** start of Dataset records **

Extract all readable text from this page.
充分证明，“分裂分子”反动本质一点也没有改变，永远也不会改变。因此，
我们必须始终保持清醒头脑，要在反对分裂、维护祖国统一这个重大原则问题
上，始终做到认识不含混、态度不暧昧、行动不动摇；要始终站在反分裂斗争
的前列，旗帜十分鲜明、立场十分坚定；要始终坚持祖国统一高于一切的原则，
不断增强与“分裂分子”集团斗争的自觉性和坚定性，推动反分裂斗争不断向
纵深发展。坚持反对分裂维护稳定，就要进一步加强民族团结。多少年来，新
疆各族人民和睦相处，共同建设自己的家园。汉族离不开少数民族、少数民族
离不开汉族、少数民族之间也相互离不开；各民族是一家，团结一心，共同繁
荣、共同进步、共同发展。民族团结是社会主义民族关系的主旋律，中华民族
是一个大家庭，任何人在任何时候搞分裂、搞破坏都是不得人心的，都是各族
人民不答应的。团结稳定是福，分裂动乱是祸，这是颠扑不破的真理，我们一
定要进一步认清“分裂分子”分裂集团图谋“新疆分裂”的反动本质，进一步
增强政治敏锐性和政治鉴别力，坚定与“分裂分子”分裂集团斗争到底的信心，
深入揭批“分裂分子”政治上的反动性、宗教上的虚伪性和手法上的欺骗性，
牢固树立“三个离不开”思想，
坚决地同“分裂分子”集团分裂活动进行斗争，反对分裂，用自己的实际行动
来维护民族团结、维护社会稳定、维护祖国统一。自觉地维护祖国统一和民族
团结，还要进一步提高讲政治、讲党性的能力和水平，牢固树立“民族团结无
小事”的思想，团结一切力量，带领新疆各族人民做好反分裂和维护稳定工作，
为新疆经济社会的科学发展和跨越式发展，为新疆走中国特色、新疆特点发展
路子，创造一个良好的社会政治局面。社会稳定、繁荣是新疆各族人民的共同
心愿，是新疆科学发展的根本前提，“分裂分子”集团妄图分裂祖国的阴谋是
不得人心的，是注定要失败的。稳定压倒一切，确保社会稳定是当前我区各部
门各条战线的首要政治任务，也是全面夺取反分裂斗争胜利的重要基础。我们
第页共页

** end of Dataset records **

• **Required task**:
Recite the full listing above exactly.

• **Finished answer**:
Extract all readable text from this page.
充分证明，“分裂分子”反动本质一点也没有改变，永远也不会改变。因此，
我们必须始终保持清醒头脑，要在反对分裂、维护祖国统一这个重大原则问题
上，始终做到认识不含混、态度不暧昧、行动不动摇；要始终站在反分裂斗争
的前列，旗帜十分鲜明、立场十分坚定；要始终坚持祖国统一高于一切的原则，
不断增强与“分裂分子”集团斗争的自觉性和坚定性，推动反分裂斗争不断向
纵深发展。坚持反对分裂维护稳定，就要进一步加强民族团结。多少年来，新
疆各族人民和睦相处，共同建设自己的家园。汉族离不开少数民族、少数民族
离不开汉族、少数民族之间也相互离不开；各民族是一家，团结一心，共同繁
荣、共同进步、共同发展。民族团结是社会主义民族关系的主旋律，中华民族
是一个大家庭，任何人在任何时候搞分裂、搞破坏都是不得人心的，都是各族
人民不答应的。团结稳定是福，分裂动乱是祸，这是颠扑不破的真理，我们一
定要进一步认清“分裂分子”分裂集团图谋“新疆分裂”的反动本质，进一步
增强政治敏锐性和政治鉴别力，坚定与“分裂分子”分裂集团斗争到底的信心，
深入揭批“分裂分子”政治上的反动性、宗教上的虚伪性和手法上的欺骗性，
牢固树立“三个离不开”思想，
坚决地同“分裂分子”集团分裂活动进行斗争，反对分裂，用自己的实际行动
来维护民族团结、维护社会稳定、维护祖国统一。自觉地维护祖国统一和民族
团结，还要进一步提高讲政治、讲党性的能力和水平，牢固树立“民族团结无
小事”的思想，团结一切力量，带领新疆各族人民做好反分裂和维护稳定工作，
为新疆经济社会的科学发展和跨越式发展，为新疆走中国特色、新疆特点发展
路子，创造一个良好的社会政治局面。社会稳定、繁荣是新疆各族人民的共同
心愿，是新疆科学发展的根本前提，“分裂分子”集团妄图分裂祖国的阴谋是
不得人心的，是注定要失败的。稳定压倒一切，确保社会稳定是当前我区各部
门各条战线的首要政治任务，也是全面夺取反分裂斗争胜利的重要基础。我们
第页共页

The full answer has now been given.